Extracted records:
·····

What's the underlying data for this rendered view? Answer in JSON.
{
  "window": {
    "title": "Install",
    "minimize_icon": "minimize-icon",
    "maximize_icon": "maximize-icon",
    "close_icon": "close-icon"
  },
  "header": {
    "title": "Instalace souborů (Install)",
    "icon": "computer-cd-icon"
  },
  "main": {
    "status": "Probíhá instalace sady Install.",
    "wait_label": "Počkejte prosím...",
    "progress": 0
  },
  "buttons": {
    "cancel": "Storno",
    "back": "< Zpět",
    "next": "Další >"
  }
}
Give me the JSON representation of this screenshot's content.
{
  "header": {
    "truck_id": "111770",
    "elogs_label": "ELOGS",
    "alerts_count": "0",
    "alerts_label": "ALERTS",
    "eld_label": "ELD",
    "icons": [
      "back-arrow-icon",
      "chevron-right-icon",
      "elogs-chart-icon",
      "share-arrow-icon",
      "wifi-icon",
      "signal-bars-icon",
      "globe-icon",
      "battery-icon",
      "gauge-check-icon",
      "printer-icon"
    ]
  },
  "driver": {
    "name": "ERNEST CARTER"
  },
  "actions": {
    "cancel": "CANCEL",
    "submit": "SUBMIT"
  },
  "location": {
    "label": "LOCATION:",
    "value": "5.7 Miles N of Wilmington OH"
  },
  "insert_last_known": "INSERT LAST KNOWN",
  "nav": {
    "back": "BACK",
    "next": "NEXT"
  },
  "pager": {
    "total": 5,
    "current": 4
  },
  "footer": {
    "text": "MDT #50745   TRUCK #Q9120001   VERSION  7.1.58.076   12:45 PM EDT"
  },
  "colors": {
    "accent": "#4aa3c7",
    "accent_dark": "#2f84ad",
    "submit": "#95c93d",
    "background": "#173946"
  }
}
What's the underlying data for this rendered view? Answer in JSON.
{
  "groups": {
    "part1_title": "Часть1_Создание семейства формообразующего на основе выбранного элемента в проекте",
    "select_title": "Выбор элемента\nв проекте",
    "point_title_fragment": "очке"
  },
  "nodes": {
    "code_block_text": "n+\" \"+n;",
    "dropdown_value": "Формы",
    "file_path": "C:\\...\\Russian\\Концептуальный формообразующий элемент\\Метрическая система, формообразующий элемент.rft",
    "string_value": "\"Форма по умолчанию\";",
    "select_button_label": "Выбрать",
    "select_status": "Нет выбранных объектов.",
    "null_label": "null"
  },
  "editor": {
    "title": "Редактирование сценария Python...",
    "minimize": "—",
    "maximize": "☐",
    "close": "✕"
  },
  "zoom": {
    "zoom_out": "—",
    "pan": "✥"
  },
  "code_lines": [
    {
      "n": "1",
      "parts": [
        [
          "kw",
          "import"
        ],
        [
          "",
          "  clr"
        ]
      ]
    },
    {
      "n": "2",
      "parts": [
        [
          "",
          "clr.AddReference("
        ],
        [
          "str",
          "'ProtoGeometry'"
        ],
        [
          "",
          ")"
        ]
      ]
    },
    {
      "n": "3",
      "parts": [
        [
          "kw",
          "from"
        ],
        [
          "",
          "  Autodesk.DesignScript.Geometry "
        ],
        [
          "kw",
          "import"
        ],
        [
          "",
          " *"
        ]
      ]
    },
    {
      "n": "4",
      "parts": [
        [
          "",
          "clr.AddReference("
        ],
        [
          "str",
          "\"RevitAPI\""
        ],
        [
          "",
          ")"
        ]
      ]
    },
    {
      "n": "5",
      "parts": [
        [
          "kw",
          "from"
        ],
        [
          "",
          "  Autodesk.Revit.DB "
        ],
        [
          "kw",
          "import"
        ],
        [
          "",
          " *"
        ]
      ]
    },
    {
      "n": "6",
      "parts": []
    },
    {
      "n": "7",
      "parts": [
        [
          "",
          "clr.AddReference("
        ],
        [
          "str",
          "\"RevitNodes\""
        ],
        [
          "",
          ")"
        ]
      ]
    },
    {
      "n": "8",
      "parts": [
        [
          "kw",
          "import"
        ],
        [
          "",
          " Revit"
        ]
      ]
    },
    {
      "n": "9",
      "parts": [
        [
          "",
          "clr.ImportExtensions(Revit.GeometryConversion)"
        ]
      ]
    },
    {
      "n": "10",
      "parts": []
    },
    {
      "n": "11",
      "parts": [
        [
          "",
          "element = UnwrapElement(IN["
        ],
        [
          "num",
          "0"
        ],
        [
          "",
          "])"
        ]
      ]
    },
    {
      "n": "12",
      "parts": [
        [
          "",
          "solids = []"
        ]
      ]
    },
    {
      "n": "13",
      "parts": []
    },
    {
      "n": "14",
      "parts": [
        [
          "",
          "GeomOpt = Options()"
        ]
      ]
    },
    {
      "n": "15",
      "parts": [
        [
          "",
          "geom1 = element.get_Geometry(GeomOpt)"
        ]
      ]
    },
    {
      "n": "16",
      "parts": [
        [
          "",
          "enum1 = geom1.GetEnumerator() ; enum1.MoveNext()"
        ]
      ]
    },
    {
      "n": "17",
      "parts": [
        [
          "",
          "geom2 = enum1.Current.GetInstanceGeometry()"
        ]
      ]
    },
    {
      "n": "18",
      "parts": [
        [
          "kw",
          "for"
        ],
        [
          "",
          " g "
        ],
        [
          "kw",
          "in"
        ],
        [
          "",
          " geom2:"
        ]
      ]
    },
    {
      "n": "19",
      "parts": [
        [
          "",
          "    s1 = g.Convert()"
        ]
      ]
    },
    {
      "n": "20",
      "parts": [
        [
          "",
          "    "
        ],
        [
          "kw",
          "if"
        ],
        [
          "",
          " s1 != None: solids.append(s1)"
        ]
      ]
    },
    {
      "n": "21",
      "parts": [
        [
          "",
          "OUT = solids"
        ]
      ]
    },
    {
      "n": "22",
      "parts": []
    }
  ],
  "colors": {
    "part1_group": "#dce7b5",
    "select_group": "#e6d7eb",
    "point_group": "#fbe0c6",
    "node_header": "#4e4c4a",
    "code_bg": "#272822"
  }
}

·····

• [Aim] The entries above should be repeated exactly, every one of them.

• [Finished answer]
What's the underlying data for this rendered view? Answer in JSON.
{
  "window": {
    "title": "Install",
    "minimize_icon": "minimize-icon",
    "maximize_icon": "maximize-icon",
    "close_icon": "close-icon"
  },
  "header": {
    "title": "Instalace souborů (Install)",
    "icon": "computer-cd-icon"
  },
  "main": {
    "status": "Probíhá instalace sady Install.",
    "wait_label": "Počkejte prosím...",
    "progress": 0
  },
  "buttons": {
    "cancel": "Storno",
    "back": "< Zpět",
    "next": "Další >"
  }
}
Give me the JSON representation of this screenshot's content.
{
  "header": {
    "truck_id": "111770",
    "elogs_label": "ELOGS",
    "alerts_count": "0",
    "alerts_label": "ALERTS",
    "eld_label": "ELD",
    "icons": [
      "back-arrow-icon",
      "chevron-right-icon",
      "elogs-chart-icon",
      "share-arrow-icon",
      "wifi-icon",
      "signal-bars-icon",
      "globe-icon",
      "battery-icon",
      "gauge-check-icon",
      "printer-icon"
    ]
  },
  "driver": {
    "name": "ERNEST CARTER"
  },
  "actions": {
    "cancel": "CANCEL",
    "submit": "SUBMIT"
  },
  "location": {
    "label": "LOCATION:",
    "value": "5.7 Miles N of Wilmington OH"
  },
  "insert_last_known": "INSERT LAST KNOWN",
  "nav": {
    "back": "BACK",
    "next": "NEXT"
  },
  "pager": {
    "total": 5,
    "current": 4
  },
  "footer": {
    "text": "MDT #50745   TRUCK #Q9120001   VERSION  7.1.58.076   12:45 PM EDT"
  },
  "colors": {
    "accent": "#4aa3c7",
    "accent_dark": "#2f84ad",
    "submit": "#95c93d",
    "background": "#173946"
  }
}
What's the underlying data for this rendered view? Answer in JSON.
{
  "groups": {
    "part1_title": "Часть1_Создание семейства формообразующего на основе выбранного элемента в проекте",
    "select_title": "Выбор элемента\nв проекте",
    "point_title_fragment": "очке"
  },
  "nodes": {
    "code_block_text": "n+\" \"+n;",
    "dropdown_value": "Формы",
    "file_path": "C:\\...\\Russian\\Концептуальный формообразующий элемент\\Метрическая система, формообразующий элемент.rft",
    "string_value": "\"Форма по умолчанию\";",
    "select_button_label": "Выбрать",
    "select_status": "Нет выбранных объектов.",
    "null_label": "null"
  },
  "editor": {
    "title": "Редактирование сценария Python...",
    "minimize": "—",
    "maximize": "☐",
    "close": "✕"
  },
  "zoom": {
    "zoom_out": "—",
    "pan": "✥"
  },
  "code_lines": [
    {
      "n": "1",
      "parts": [
        [
          "kw",
          "import"
        ],
        [
          "",
          "  clr"
        ]
      ]
    },
    {
      "n": "2",
      "parts": [
        [
          "",
          "clr.AddReference("
        ],
        [
          "str",
          "'ProtoGeometry'"
        ],
        [
          "",
          ")"
        ]
      ]
    },
    {
      "n": "3",
      "parts": [
        [
          "kw",
          "from"
        ],
        [
          "",
          "  Autodesk.DesignScript.Geometry "
        ],
        [
          "kw",
          "import"
        ],
        [
          "",
          " *"
        ]
      ]
    },
    {
      "n": "4",
      "parts": [
        [
          "",
          "clr.AddReference("
        ],
        [
          "str",
          "\"RevitAPI\""
        ],
        [
          "",
          ")"
        ]
      ]
    },
    {
      "n": "5",
      "parts": [
        [
          "kw",
          "from"
        ],
        [
          "",
          "  Autodesk.Revit.DB "
        ],
        [
          "kw",
          "import"
        ],
        [
          "",
          " *"
        ]
      ]
    },
    {
      "n": "6",
      "parts": []
    },
    {
      "n": "7",
      "parts": [
        [
          "",
          "clr.AddReference("
        ],
        [
          "str",
          "\"RevitNodes\""
        ],
        [
          "",
          ")"
        ]
      ]
    },
    {
      "n": "8",
      "parts": [
        [
          "kw",
          "import"
        ],
        [
          "",
          " Revit"
        ]
      ]
    },
    {
      "n": "9",
      "parts": [
        [
          "",
          "clr.ImportExtensions(Revit.GeometryConversion)"
        ]
      ]
    },
    {
      "n": "10",
      "parts": []
    },
    {
      "n": "11",
      "parts": [
        [
          "",
          "element = UnwrapElement(IN["
        ],
        [
          "num",
          "0"
        ],
        [
          "",
          "])"
        ]
      ]
    },
    {
      "n": "12",
      "parts": [
        [
          "",
          "solids = []"
        ]
      ]
    },
    {
      "n": "13",
      "parts": []
    },
    {
      "n": "14",
      "parts": [
        [
          "",
          "GeomOpt = Options()"
        ]
      ]
    },
    {
      "n": "15",
      "parts": [
        [
          "",
          "geom1 = element.get_Geometry(GeomOpt)"
        ]
      ]
    },
    {
      "n": "16",
      "parts": [
        [
          "",
          "enum1 = geom1.GetEnumerator() ; enum1.MoveNext()"
        ]
      ]
    },
    {
      "n": "17",
      "parts": [
        [
          "",
          "geom2 = enum1.Current.GetInstanceGeometry()"
        ]
      ]
    },
    {
      "n": "18",
      "parts": [
        [
          "kw",
          "for"
        ],
        [
          "",
          " g "
        ],
        [
          "kw",
          "in"
        ],
        [
          "",
          " geom2:"
        ]
      ]
    },
    {
      "n": "19",
      "parts": [
        [
          "",
          "    s1 = g.Convert()"
        ]
      ]
    },
    {
      "n": "20",
      "parts": [
        [
          "",
          "    "
        ],
        [
          "kw",
          "if"
        ],
        [
          "",
          " s1 != None: solids.append(s1)"
        ]
      ]
    },
    {
      "n": "21",
      "parts": [
        [
          "",
          "OUT = solids"
        ]
      ]
    },
    {
      "n": "22",
      "parts": []
    }
  ],
  "colors": {
    "part1_group": "#dce7b5",
    "select_group": "#e6d7eb",
    "point_group": "#fbe0c6",
    "node_header": "#4e4c4a",
    "code_bg": "#272822"
  }
}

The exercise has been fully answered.